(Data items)
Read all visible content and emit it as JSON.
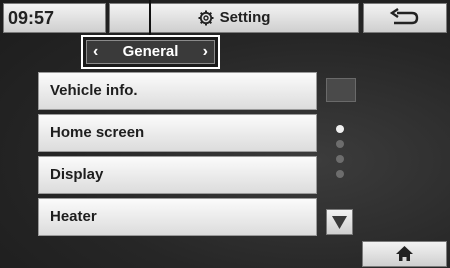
{
  "status_bar": {
    "time": "09:57",
    "title": "Setting"
  },
  "tab": {
    "label": "General"
  },
  "menu": [
    {
      "label": "Vehicle info."
    },
    {
      "label": "Home screen"
    },
    {
      "label": "Display"
    },
    {
      "label": "Heater"
    }
  ],
  "page_indicator": {
    "count": 4,
    "active_index": 0
  },
  "icons": {
    "title": "gear-icon",
    "back": "back-arrow-icon",
    "prev": "chevron-left-icon",
    "next": "chevron-right-icon",
    "scroll": "down-triangle-icon",
    "home": "home-icon"
  }
}
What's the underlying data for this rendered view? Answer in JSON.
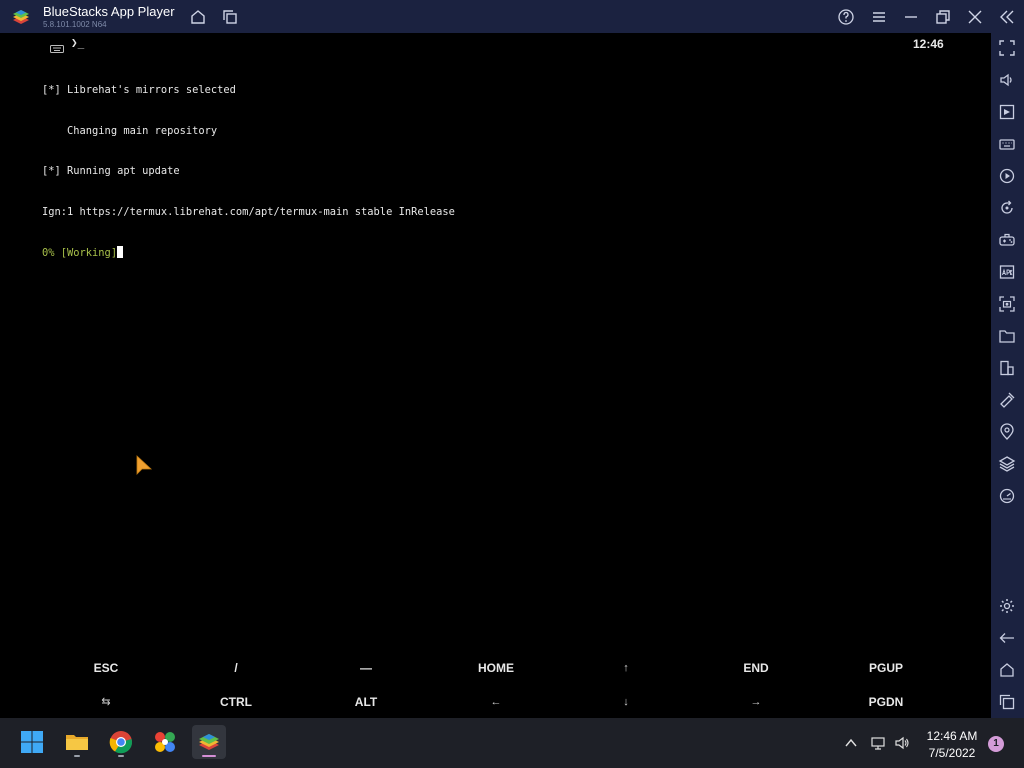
{
  "window": {
    "title": "BlueStacks App Player",
    "version": "5.8.101.1002 N64"
  },
  "titlebar_icons": [
    "home-icon",
    "multi-instance-icon",
    "help-icon",
    "menu-icon",
    "minimize-icon",
    "restore-icon",
    "close-icon",
    "collapse-sidebar-icon"
  ],
  "statusbar": {
    "prompt_glyph": "❯_",
    "time": "12:46"
  },
  "terminal": {
    "lines": [
      "[*] Librehat's mirrors selected",
      "    Changing main repository",
      "[*] Running apt update",
      "Ign:1 https://termux.librehat.com/apt/termux-main stable InRelease"
    ],
    "progress_line": "0% [Working]"
  },
  "extra_keys": {
    "row1": [
      "ESC",
      "/",
      "—",
      "HOME",
      "↑",
      "END",
      "PGUP"
    ],
    "row2": [
      "⇆",
      "CTRL",
      "ALT",
      "←",
      "↓",
      "→",
      "PGDN"
    ]
  },
  "sidebar_icons": [
    "fullscreen-icon",
    "volume-icon",
    "media-manager-icon",
    "keyboard-icon",
    "macro-record-icon",
    "rotate-icon",
    "gamepad-icon",
    "install-apk-icon",
    "screenshot-icon",
    "folder-icon",
    "multi-instance-icon",
    "eco-mode-icon",
    "location-icon",
    "layers-icon",
    "performance-icon",
    "settings-icon",
    "back-icon",
    "android-home-icon",
    "recent-apps-icon"
  ],
  "taskbar": {
    "apps": [
      "windows-start-icon",
      "file-explorer-icon",
      "chrome-icon",
      "photos-icon",
      "bluestacks-icon"
    ],
    "active_app": "bluestacks-icon",
    "clock_time": "12:46 AM",
    "clock_date": "7/5/2022",
    "notification_count": "1"
  },
  "colors": {
    "chrome_bg": "#1b2240",
    "terminal_bg": "#000000",
    "terminal_text": "#e8e8e8",
    "progress_green": "#a8c04a",
    "taskbar_bg": "#1e2027",
    "pointer_orange": "#f0a030"
  }
}
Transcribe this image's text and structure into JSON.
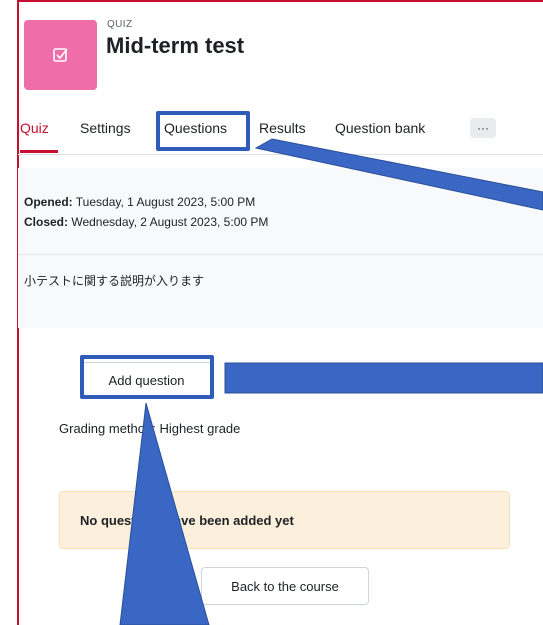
{
  "header": {
    "module_type": "QUIZ",
    "title": "Mid-term test",
    "icon": "quiz-checkbox-icon",
    "icon_bg": "#ef6ea9"
  },
  "tabs": [
    {
      "label": "Quiz",
      "active": true
    },
    {
      "label": "Settings"
    },
    {
      "label": "Questions"
    },
    {
      "label": "Results"
    },
    {
      "label": "Question bank"
    },
    {
      "label": "···"
    }
  ],
  "info": {
    "opened_label": "Opened:",
    "opened_value": " Tuesday, 1 August 2023, 5:00 PM",
    "closed_label": "Closed:",
    "closed_value": " Wednesday, 2 August 2023, 5:00 PM",
    "description": "小テストに関する説明が入ります"
  },
  "actions": {
    "add_question": "Add question",
    "grading_method": "Grading method: Highest grade",
    "no_questions": "No questions have been added yet",
    "back": "Back to the course"
  },
  "colors": {
    "accent": "#c8102e",
    "annotation": "#3a67c4",
    "alert_bg": "#fcefdc"
  }
}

Short exercise - Every line of the data should be copied as it stands, without the images.

Response below -
Read all visible content and emit it as JSON.
{
  "status_bar": {
    "time": "09:57",
    "title": "Setting"
  },
  "tab": {
    "label": "General"
  },
  "menu": [
    {
      "label": "Vehicle info."
    },
    {
      "label": "Home screen"
    },
    {
      "label": "Display"
    },
    {
      "label": "Heater"
    }
  ],
  "page_indicator": {
    "count": 4,
    "active_index": 0
  },
  "icons": {
    "title": "gear-icon",
    "back": "back-arrow-icon",
    "prev": "chevron-left-icon",
    "next": "chevron-right-icon",
    "scroll": "down-triangle-icon",
    "home": "home-icon"
  }
}
What's the underlying data for this rendered view? Answer in JSON.
{
  "window": {
    "title": "BlueStacks App Player",
    "version": "5.8.101.1002 N64"
  },
  "titlebar_icons": [
    "home-icon",
    "multi-instance-icon",
    "help-icon",
    "menu-icon",
    "minimize-icon",
    "restore-icon",
    "close-icon",
    "collapse-sidebar-icon"
  ],
  "statusbar": {
    "prompt_glyph": "❯_",
    "time": "12:46"
  },
  "terminal": {
    "lines": [
      "[*] Librehat's mirrors selected",
      "    Changing main repository",
      "[*] Running apt update",
      "Ign:1 https://termux.librehat.com/apt/termux-main stable InRelease"
    ],
    "progress_line": "0% [Working]"
  },
  "extra_keys": {
    "row1": [
      "ESC",
      "/",
      "—",
      "HOME",
      "↑",
      "END",
      "PGUP"
    ],
    "row2": [
      "⇆",
      "CTRL",
      "ALT",
      "←",
      "↓",
      "→",
      "PGDN"
    ]
  },
  "sidebar_icons": [
    "fullscreen-icon",
    "volume-icon",
    "media-manager-icon",
    "keyboard-icon",
    "macro-record-icon",
    "rotate-icon",
    "gamepad-icon",
    "install-apk-icon",
    "screenshot-icon",
    "folder-icon",
    "multi-instance-icon",
    "eco-mode-icon",
    "location-icon",
    "layers-icon",
    "performance-icon",
    "settings-icon",
    "back-icon",
    "android-home-icon",
    "recent-apps-icon"
  ],
  "taskbar": {
    "apps": [
      "windows-start-icon",
      "file-explorer-icon",
      "chrome-icon",
      "photos-icon",
      "bluestacks-icon"
    ],
    "active_app": "bluestacks-icon",
    "clock_time": "12:46 AM",
    "clock_date": "7/5/2022",
    "notification_count": "1"
  },
  "colors": {
    "chrome_bg": "#1b2240",
    "terminal_bg": "#000000",
    "terminal_text": "#e8e8e8",
    "progress_green": "#a8c04a",
    "taskbar_bg": "#1e2027",
    "pointer_orange": "#f0a030"
  }
}
Transcribe this image's text and structure into JSON.
{
  "header": {
    "module_type": "QUIZ",
    "title": "Mid-term test",
    "icon": "quiz-checkbox-icon",
    "icon_bg": "#ef6ea9"
  },
  "tabs": [
    {
      "label": "Quiz",
      "active": true
    },
    {
      "label": "Settings"
    },
    {
      "label": "Questions"
    },
    {
      "label": "Results"
    },
    {
      "label": "Question bank"
    },
    {
      "label": "···"
    }
  ],
  "info": {
    "opened_label": "Opened:",
    "opened_value": " Tuesday, 1 August 2023, 5:00 PM",
    "closed_label": "Closed:",
    "closed_value": " Wednesday, 2 August 2023, 5:00 PM",
    "description": "小テストに関する説明が入ります"
  },
  "actions": {
    "add_question": "Add question",
    "grading_method": "Grading method: Highest grade",
    "no_questions": "No questions have been added yet",
    "back": "Back to the course"
  },
  "colors": {
    "accent": "#c8102e",
    "annotation": "#3a67c4",
    "alert_bg": "#fcefdc"
  }
}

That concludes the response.